### Data extracted from a collection
-- start --

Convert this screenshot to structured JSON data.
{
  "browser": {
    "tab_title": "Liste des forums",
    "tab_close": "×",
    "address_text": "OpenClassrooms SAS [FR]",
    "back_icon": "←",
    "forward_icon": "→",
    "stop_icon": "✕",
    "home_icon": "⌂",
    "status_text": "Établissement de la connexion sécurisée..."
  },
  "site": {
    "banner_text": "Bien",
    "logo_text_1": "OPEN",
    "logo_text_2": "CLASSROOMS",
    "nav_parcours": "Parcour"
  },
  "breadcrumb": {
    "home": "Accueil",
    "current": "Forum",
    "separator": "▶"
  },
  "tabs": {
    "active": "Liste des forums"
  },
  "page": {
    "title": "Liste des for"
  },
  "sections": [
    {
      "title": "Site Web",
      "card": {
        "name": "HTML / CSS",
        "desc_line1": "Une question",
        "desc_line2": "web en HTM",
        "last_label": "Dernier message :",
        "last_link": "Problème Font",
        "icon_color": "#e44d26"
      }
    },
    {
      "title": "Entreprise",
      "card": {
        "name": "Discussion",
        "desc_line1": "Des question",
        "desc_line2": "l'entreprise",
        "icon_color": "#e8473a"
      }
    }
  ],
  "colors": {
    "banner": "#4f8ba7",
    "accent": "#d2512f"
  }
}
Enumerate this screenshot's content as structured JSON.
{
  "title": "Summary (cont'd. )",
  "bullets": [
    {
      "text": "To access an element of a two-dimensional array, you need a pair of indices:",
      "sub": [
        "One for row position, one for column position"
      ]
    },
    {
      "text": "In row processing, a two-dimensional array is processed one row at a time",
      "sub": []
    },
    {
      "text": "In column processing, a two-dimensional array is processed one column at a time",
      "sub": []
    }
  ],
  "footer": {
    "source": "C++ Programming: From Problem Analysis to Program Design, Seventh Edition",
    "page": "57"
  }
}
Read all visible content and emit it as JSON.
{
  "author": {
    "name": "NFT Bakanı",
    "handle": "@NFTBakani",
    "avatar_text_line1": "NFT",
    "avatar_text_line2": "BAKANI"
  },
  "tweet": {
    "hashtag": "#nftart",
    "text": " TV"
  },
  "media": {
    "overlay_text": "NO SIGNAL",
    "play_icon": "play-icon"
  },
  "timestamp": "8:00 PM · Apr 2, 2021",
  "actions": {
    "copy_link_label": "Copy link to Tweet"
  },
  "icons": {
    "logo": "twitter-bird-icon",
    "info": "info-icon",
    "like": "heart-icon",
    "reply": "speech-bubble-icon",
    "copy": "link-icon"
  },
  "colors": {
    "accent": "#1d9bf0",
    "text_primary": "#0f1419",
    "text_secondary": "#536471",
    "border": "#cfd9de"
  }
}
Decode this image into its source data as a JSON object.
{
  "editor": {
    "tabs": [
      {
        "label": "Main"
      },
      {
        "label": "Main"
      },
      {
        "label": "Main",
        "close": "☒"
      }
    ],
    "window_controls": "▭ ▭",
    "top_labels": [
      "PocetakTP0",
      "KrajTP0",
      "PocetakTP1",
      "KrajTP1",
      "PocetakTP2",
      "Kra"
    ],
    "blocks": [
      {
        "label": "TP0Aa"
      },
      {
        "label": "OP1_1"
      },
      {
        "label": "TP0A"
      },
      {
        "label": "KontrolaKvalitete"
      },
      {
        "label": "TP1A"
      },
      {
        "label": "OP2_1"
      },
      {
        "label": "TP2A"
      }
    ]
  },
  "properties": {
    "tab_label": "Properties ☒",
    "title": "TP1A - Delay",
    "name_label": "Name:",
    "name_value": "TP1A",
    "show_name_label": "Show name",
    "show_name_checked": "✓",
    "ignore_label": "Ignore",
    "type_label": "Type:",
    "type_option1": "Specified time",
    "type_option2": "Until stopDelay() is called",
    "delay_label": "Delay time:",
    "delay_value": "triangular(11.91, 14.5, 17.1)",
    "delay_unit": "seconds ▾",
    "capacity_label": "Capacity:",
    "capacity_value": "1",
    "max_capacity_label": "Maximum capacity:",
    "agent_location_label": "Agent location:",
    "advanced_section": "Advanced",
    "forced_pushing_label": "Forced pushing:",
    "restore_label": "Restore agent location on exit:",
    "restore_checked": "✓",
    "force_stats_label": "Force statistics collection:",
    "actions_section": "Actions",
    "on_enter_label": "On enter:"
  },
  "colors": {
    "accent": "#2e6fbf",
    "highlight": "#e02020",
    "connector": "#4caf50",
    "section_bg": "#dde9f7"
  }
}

-- end --

### Task requirements
Reproduce every record, matching each line exactly.

### Output
Convert this screenshot to structured JSON data.
{
  "browser": {
    "tab_title": "Liste des forums",
    "tab_close": "×",
    "address_text": "OpenClassrooms SAS [FR]",
    "back_icon": "←",
    "forward_icon": "→",
    "stop_icon": "✕",
    "home_icon": "⌂",
    "status_text": "Établissement de la connexion sécurisée..."
  },
  "site": {
    "banner_text": "Bien",
    "logo_text_1": "OPEN",
    "logo_text_2": "CLASSROOMS",
    "nav_parcours": "Parcour"
  },
  "breadcrumb": {
    "home": "Accueil",
    "current": "Forum",
    "separator": "▶"
  },
  "tabs": {
    "active": "Liste des forums"
  },
  "page": {
    "title": "Liste des for"
  },
  "sections": [
    {
      "title": "Site Web",
      "card": {
        "name": "HTML / CSS",
        "desc_line1": "Une question",
        "desc_line2": "web en HTM",
        "last_label": "Dernier message :",
        "last_link": "Problème Font",
        "icon_color": "#e44d26"
      }
    },
    {
      "title": "Entreprise",
      "card": {
        "name": "Discussion",
        "desc_line1": "Des question",
        "desc_line2": "l'entreprise",
        "icon_color": "#e8473a"
      }
    }
  ],
  "colors": {
    "banner": "#4f8ba7",
    "accent": "#d2512f"
  }
}
Enumerate this screenshot's content as structured JSON.
{
  "title": "Summary (cont'd. )",
  "bullets": [
    {
      "text": "To access an element of a two-dimensional array, you need a pair of indices:",
      "sub": [
        "One for row position, one for column position"
      ]
    },
    {
      "text": "In row processing, a two-dimensional array is processed one row at a time",
      "sub": []
    },
    {
      "text": "In column processing, a two-dimensional array is processed one column at a time",
      "sub": []
    }
  ],
  "footer": {
    "source": "C++ Programming: From Problem Analysis to Program Design, Seventh Edition",
    "page": "57"
  }
}
Read all visible content and emit it as JSON.
{
  "author": {
    "name": "NFT Bakanı",
    "handle": "@NFTBakani",
    "avatar_text_line1": "NFT",
    "avatar_text_line2": "BAKANI"
  },
  "tweet": {
    "hashtag": "#nftart",
    "text": " TV"
  },
  "media": {
    "overlay_text": "NO SIGNAL",
    "play_icon": "play-icon"
  },
  "timestamp": "8:00 PM · Apr 2, 2021",
  "actions": {
    "copy_link_label": "Copy link to Tweet"
  },
  "icons": {
    "logo": "twitter-bird-icon",
    "info": "info-icon",
    "like": "heart-icon",
    "reply": "speech-bubble-icon",
    "copy": "link-icon"
  },
  "colors": {
    "accent": "#1d9bf0",
    "text_primary": "#0f1419",
    "text_secondary": "#536471",
    "border": "#cfd9de"
  }
}
Decode this image into its source data as a JSON object.
{
  "editor": {
    "tabs": [
      {
        "label": "Main"
      },
      {
        "label": "Main"
      },
      {
        "label": "Main",
        "close": "☒"
      }
    ],
    "window_controls": "▭ ▭",
    "top_labels": [
      "PocetakTP0",
      "KrajTP0",
      "PocetakTP1",
      "KrajTP1",
      "PocetakTP2",
      "Kra"
    ],
    "blocks": [
      {
        "label": "TP0Aa"
      },
      {
        "label": "OP1_1"
      },
      {
        "label": "TP0A"
      },
      {
        "label": "KontrolaKvalitete"
      },
      {
        "label": "TP1A"
      },
      {
        "label": "OP2_1"
      },
      {
        "label": "TP2A"
      }
    ]
  },
  "properties": {
    "tab_label": "Properties ☒",
    "title": "TP1A - Delay",
    "name_label": "Name:",
    "name_value": "TP1A",
    "show_name_label": "Show name",
    "show_name_checked": "✓",
    "ignore_label": "Ignore",
    "type_label": "Type:",
    "type_option1": "Specified time",
    "type_option2": "Until stopDelay() is called",
    "delay_label": "Delay time:",
    "delay_value": "triangular(11.91, 14.5, 17.1)",
    "delay_unit": "seconds ▾",
    "capacity_label": "Capacity:",
    "capacity_value": "1",
    "max_capacity_label": "Maximum capacity:",
    "agent_location_label": "Agent location:",
    "advanced_section": "Advanced",
    "forced_pushing_label": "Forced pushing:",
    "restore_label": "Restore agent location on exit:",
    "restore_checked": "✓",
    "force_stats_label": "Force statistics collection:",
    "actions_section": "Actions",
    "on_enter_label": "On enter:"
  },
  "colors": {
    "accent": "#2e6fbf",
    "highlight": "#e02020",
    "connector": "#4caf50",
    "section_bg": "#dde9f7"
  }
}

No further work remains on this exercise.